> Requirement 1: In the forum post about the KB976674 hotfix, how long has the official release been running without issue on less than 5% of the production servers?
> Requirement 2: Carry on the forum post about the KB976674 hotfix from the point where it stops.

Has anyone else noticed similar behaviors?
Apparently, we are having more luck than most as KB976674 appears to be the answer to our problems. We have been running the "for testing purposes only" version of it in production for weeks without issue. Also, we have been running the official release on less than 5% of our production servers with 50% more users for 2 days without issue (which, historically, was reproducable in less than 12 hours without the hotfix). It sounds like our issue is as described by jeauxk - "a deadlock between the Cache and SMB module". This hotfix resolved the following symptoms: (1) NLASvc service timouts resulting in cascading service failures. (2) Terminal Server otherwise unresponsive. (3) New logins to Terminal Server stuck at the Welcome screen. (4) Unable to kill processes from Terminal Server sessions. (5) Terminal Server unable to access SMB shares yet the Terminal Server's SMB shares (\\TSserver\c$) are accessible from other systems.
From the ongoing posts it would appear that there is at least one other root-cause that results in similar symptoms to what we have been experiencing (NLASvc service timeouts) yet is not resolved by KB976674. It also sounds like there is a "for testing purposes only" hotfix in circulation with a hopeful soon-to-be-release official version to address this particular root-cause.

Structured page parsing data:
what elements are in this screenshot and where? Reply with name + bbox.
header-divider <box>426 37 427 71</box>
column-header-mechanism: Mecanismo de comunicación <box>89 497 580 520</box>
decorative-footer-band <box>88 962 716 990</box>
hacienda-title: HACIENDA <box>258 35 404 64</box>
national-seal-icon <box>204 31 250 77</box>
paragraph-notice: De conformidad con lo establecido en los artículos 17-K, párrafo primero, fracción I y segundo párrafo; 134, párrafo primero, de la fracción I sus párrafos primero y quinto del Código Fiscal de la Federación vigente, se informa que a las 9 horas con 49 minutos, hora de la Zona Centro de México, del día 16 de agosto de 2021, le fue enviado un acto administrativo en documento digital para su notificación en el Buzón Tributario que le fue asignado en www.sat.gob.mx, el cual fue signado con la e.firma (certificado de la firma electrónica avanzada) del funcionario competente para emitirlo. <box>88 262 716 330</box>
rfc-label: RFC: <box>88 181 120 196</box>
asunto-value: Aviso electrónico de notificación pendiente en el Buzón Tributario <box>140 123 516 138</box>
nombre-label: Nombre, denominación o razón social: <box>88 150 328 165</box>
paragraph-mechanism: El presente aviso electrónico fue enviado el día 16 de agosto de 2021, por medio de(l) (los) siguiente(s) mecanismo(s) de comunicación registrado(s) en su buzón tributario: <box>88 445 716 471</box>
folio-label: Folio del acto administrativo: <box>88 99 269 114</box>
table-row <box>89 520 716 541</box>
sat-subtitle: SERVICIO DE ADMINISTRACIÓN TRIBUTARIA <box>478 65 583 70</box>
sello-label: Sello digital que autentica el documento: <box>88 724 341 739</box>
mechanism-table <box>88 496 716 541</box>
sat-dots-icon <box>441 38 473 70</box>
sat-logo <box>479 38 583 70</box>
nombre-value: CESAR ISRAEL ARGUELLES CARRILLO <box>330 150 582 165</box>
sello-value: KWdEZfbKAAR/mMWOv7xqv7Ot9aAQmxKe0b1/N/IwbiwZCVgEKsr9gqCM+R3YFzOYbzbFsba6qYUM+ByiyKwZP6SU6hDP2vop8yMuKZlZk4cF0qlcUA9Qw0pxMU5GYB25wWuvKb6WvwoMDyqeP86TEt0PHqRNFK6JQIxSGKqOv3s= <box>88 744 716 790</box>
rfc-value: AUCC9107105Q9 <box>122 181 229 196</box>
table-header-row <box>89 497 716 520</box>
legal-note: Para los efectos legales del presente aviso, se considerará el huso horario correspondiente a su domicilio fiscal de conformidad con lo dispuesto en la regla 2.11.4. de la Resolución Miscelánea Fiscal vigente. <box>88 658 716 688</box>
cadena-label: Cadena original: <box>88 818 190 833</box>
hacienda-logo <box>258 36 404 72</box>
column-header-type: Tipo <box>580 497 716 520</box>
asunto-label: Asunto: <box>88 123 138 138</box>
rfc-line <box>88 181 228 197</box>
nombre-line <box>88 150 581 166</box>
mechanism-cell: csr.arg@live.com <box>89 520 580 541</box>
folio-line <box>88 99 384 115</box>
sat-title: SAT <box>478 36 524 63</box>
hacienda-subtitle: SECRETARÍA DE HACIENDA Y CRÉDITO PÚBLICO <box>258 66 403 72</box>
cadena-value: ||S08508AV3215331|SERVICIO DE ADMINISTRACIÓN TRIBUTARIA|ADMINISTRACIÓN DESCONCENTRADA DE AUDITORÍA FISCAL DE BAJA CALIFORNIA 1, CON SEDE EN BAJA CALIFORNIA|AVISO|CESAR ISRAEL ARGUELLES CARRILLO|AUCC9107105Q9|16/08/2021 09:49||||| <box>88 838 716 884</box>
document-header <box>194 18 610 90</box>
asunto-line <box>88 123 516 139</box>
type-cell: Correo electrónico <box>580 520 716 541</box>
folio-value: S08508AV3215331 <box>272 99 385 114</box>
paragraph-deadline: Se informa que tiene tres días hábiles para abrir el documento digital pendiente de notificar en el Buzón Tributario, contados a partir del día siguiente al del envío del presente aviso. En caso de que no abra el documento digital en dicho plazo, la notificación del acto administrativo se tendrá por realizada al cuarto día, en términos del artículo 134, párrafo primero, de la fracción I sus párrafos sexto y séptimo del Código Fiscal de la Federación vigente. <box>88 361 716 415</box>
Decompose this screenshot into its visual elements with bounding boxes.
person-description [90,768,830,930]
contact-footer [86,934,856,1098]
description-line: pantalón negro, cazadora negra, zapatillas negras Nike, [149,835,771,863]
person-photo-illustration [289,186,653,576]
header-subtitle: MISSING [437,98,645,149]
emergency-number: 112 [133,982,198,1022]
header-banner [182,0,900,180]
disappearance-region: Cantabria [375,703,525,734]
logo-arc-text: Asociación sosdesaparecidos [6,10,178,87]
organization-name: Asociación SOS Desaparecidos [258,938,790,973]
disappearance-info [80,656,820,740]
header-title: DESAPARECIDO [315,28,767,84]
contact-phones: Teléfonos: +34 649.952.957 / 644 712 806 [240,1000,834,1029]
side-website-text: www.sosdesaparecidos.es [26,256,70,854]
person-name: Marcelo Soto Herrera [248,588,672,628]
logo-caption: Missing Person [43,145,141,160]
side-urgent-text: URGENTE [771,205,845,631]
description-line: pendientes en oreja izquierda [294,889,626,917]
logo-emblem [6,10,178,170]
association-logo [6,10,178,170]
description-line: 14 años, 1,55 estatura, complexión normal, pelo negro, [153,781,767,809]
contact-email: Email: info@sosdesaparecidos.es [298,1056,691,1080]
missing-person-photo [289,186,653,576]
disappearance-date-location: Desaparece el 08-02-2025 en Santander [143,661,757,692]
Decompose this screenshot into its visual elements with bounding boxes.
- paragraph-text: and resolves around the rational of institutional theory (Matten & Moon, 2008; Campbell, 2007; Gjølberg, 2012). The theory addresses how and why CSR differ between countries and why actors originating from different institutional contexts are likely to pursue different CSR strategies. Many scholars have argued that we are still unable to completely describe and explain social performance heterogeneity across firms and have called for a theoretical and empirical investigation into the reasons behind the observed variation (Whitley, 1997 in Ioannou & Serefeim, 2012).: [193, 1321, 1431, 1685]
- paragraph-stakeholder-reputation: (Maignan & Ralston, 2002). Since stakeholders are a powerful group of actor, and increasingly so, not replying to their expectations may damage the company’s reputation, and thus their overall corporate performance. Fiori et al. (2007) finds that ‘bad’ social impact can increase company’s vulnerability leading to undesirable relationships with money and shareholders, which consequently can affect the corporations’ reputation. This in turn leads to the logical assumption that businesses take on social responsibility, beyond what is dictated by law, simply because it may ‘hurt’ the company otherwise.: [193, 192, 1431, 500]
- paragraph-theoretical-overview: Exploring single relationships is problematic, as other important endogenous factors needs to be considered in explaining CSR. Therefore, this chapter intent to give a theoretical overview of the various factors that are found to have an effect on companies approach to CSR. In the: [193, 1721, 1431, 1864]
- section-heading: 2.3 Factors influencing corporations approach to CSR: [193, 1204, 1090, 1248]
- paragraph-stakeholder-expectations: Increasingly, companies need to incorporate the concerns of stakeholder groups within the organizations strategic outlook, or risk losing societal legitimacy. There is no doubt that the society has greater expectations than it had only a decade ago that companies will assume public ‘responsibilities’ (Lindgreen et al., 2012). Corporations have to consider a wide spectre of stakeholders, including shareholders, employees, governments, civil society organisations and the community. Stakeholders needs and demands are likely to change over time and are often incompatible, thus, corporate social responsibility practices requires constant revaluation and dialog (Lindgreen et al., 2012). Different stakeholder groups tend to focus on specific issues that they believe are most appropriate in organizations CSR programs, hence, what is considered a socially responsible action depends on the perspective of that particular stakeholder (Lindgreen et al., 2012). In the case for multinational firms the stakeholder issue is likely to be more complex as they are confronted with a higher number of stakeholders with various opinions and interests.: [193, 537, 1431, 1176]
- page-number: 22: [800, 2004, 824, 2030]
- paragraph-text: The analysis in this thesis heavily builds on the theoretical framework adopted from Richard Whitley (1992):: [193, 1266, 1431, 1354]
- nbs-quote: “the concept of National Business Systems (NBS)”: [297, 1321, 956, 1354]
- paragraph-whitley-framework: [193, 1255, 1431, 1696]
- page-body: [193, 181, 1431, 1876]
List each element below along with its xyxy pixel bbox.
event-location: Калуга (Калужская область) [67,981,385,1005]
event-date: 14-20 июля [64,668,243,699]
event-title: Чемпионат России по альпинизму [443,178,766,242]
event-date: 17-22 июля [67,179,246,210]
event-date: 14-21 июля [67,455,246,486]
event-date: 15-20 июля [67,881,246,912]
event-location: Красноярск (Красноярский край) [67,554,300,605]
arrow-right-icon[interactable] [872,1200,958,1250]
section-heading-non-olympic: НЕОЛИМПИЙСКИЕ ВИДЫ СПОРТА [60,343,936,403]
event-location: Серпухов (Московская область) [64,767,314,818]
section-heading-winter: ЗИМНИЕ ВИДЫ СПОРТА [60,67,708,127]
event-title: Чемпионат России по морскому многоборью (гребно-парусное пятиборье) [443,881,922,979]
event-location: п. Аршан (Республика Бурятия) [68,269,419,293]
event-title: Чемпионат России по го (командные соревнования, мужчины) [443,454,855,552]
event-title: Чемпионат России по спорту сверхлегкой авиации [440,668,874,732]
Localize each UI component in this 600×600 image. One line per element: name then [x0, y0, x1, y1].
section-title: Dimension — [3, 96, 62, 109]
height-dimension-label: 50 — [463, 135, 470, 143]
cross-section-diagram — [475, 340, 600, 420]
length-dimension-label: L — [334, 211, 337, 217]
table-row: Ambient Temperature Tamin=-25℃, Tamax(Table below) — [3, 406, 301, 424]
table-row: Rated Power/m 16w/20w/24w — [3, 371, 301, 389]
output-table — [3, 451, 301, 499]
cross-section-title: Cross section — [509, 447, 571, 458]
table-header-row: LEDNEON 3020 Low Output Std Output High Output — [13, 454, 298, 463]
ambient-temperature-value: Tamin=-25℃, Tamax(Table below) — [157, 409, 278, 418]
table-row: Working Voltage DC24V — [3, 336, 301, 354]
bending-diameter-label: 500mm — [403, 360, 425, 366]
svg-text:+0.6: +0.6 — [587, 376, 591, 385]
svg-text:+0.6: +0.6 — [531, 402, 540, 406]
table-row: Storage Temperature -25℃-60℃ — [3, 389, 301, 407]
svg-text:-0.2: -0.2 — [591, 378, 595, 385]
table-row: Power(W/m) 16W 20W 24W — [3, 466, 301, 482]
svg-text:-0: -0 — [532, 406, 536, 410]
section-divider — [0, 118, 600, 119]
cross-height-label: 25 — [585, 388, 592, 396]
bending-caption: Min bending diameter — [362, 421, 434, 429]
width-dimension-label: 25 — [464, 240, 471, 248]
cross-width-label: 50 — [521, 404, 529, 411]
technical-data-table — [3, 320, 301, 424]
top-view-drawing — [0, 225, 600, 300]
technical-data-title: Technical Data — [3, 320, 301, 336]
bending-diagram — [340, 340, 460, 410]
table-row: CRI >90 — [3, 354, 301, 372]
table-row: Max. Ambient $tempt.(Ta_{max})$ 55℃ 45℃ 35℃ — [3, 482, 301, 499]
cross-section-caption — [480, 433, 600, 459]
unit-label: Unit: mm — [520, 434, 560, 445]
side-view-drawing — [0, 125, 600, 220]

> Task output 1: 2 days

> Task output 2:
If anyone has the time or energy, let's see if we can't come up with some specifics to differentiate between the two issues (with similar symptoms).
So far so good. I had no issues yesterday on the with 976674 v2 and have installed on another 3 servers. Today is going well too. No server hangs yet and we are giving the servers a bit of a hammering to stress test them a bit. all going well I'll install across all remaining servers tonight. It's looking promising for a public release shortly.
Our issue specifically can be described as RDBSS (the redirected drive buffering sub system) having a deadlock with the memory manager. This is preceeded by 7011 events in the system log (starting with NLASvc) and causes the server to become completely unresponsive (to the point where we couldnt even force a blue screen using the attached keyboard). RPC is still working as we can still connect to shares and remotely view event log etc.
I'm have a couple of other support calls in as well. the most significant one being with Citrix where the IMAAdvanceService terminates CSRSS (which results in the server blue screening) but that's a different animal.
Server 2008 Terminal Services, in my opinion, was clearly never ready to play this game.
For me KB976674 v2 also seems to do the trick. I've installed it on our test server on Sunday, put it on one production server on Monday and on another three prdoduction server Tuesday. All ran without problem. As of today all production servers run with KB976674 v2.
RegardsStephan
Danny or Stephan,
Would you post the file versions of rdbss.sys and ntoskrnl.exe after having installed KB976674 v2? I assume I have of KB976674 v1, which appears to be working for me and will be deployed to all our production servers this weekend. After installing KB976674 (v1?), mine are both version 6.0.6002.22263.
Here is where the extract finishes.